**Supplied data:**

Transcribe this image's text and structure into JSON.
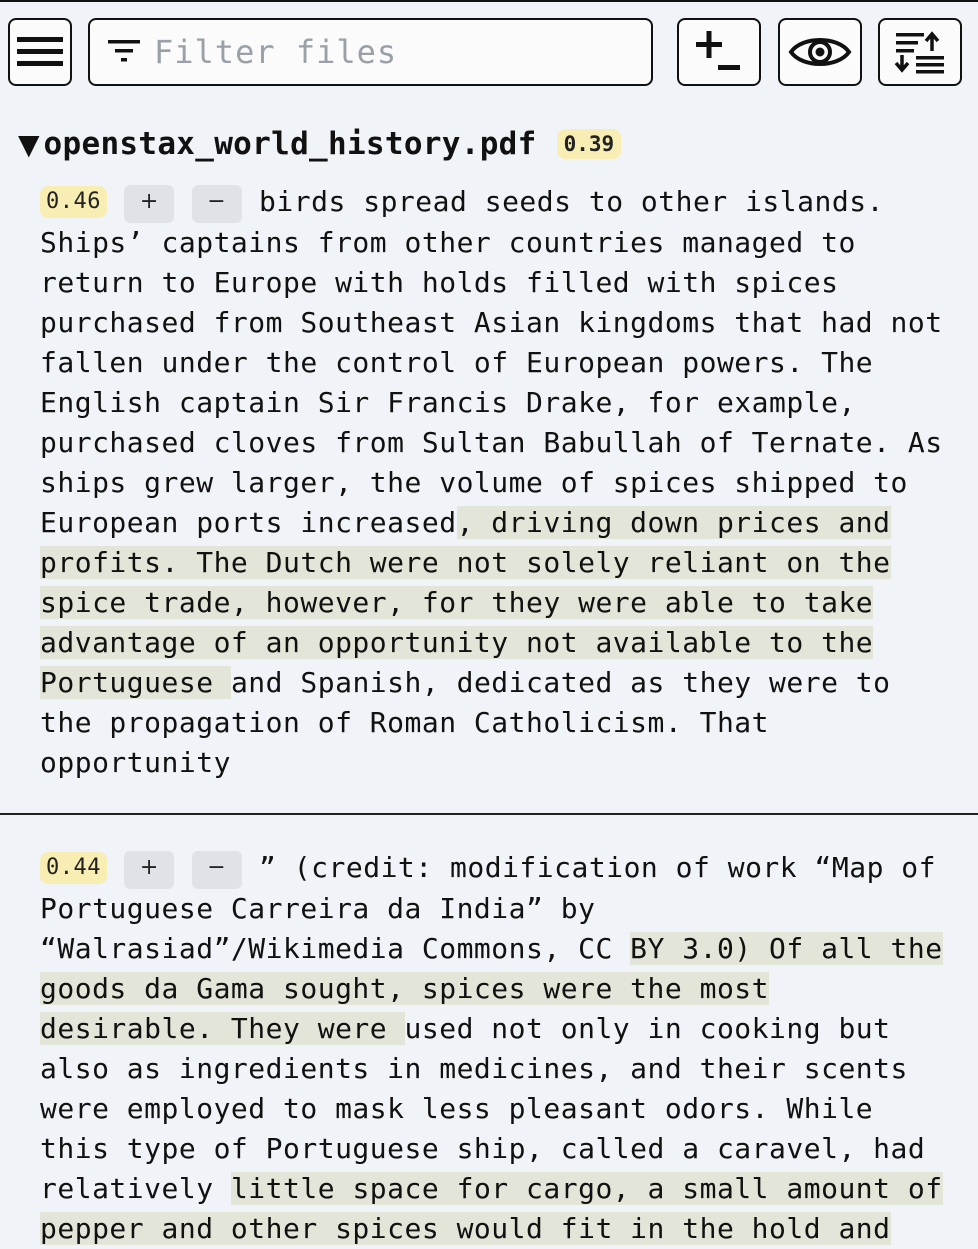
{
  "toolbar": {
    "menu_icon": "hamburger-menu-icon",
    "filter_icon": "filter-icon",
    "filter_placeholder": "Filter files",
    "filter_value": "",
    "add_icon": "plus-minus-icon",
    "view_icon": "eye-icon",
    "sort_icon": "sort-swap-icon"
  },
  "file": {
    "name": "openstax_world_history.pdf",
    "score": "0.39"
  },
  "controls": {
    "plus": "+",
    "minus": "−"
  },
  "chunks": [
    {
      "score": "0.46",
      "lines": [
        [
          {
            "t": " birds spread seeds to other islands."
          }
        ],
        [
          {
            "t": "Ships’ captains from other countries managed to"
          }
        ],
        [
          {
            "t": "return to Europe with holds filled with spices"
          }
        ],
        [
          {
            "t": "purchased from Southeast Asian kingdoms that had not"
          }
        ],
        [
          {
            "t": "fallen under the control of European powers. The"
          }
        ],
        [
          {
            "t": "English captain Sir Francis Drake, for example,"
          }
        ],
        [
          {
            "t": "purchased cloves from Sultan Babullah of Ternate. As"
          }
        ],
        [
          {
            "t": "ships grew larger, the volume of spices shipped to"
          }
        ],
        [
          {
            "t": "European ports increased"
          },
          {
            "t": ", driving down prices and",
            "hl": true
          }
        ],
        [
          {
            "t": "profits. The Dutch were not solely reliant on the",
            "hl": true
          }
        ],
        [
          {
            "t": "spice trade, however, for they were able to take",
            "hl": true
          }
        ],
        [
          {
            "t": "advantage of an opportunity not available to the",
            "hl": true
          }
        ],
        [
          {
            "t": "Portuguese ",
            "hl": true
          },
          {
            "t": "and Spanish, dedicated as they were to"
          }
        ],
        [
          {
            "t": "the propagation of Roman Catholicism. That"
          }
        ],
        [
          {
            "t": "opportunity"
          }
        ]
      ]
    },
    {
      "score": "0.44",
      "lines": [
        [
          {
            "t": " ” (credit: modification of work “Map of"
          }
        ],
        [
          {
            "t": "Portuguese Carreira da India” by"
          }
        ],
        [
          {
            "t": "“Walrasiad”/Wikimedia Commons, CC "
          },
          {
            "t": "BY 3.0) Of all the",
            "hl": true
          }
        ],
        [
          {
            "t": "goods da Gama sought, spices were the most",
            "hl": true
          }
        ],
        [
          {
            "t": "desirable. They were ",
            "hl": true
          },
          {
            "t": "used not only in cooking but"
          }
        ],
        [
          {
            "t": "also as ingredients in medicines, and their scents"
          }
        ],
        [
          {
            "t": "were employed to mask less pleasant odors. While"
          }
        ],
        [
          {
            "t": "this type of Portuguese ship, called a caravel, had"
          }
        ],
        [
          {
            "t": "relatively "
          },
          {
            "t": "little space for cargo, a small amount of",
            "hl": true
          }
        ],
        [
          {
            "t": "pepper and other spices would fit in the hold and",
            "hl": true
          }
        ]
      ]
    }
  ]
}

**Written request:**
Set out every line from the material that contains the string "opportunity".

**Correct response:**
            "t": "advantage of an opportunity not available to the",
            "t": "opportunity"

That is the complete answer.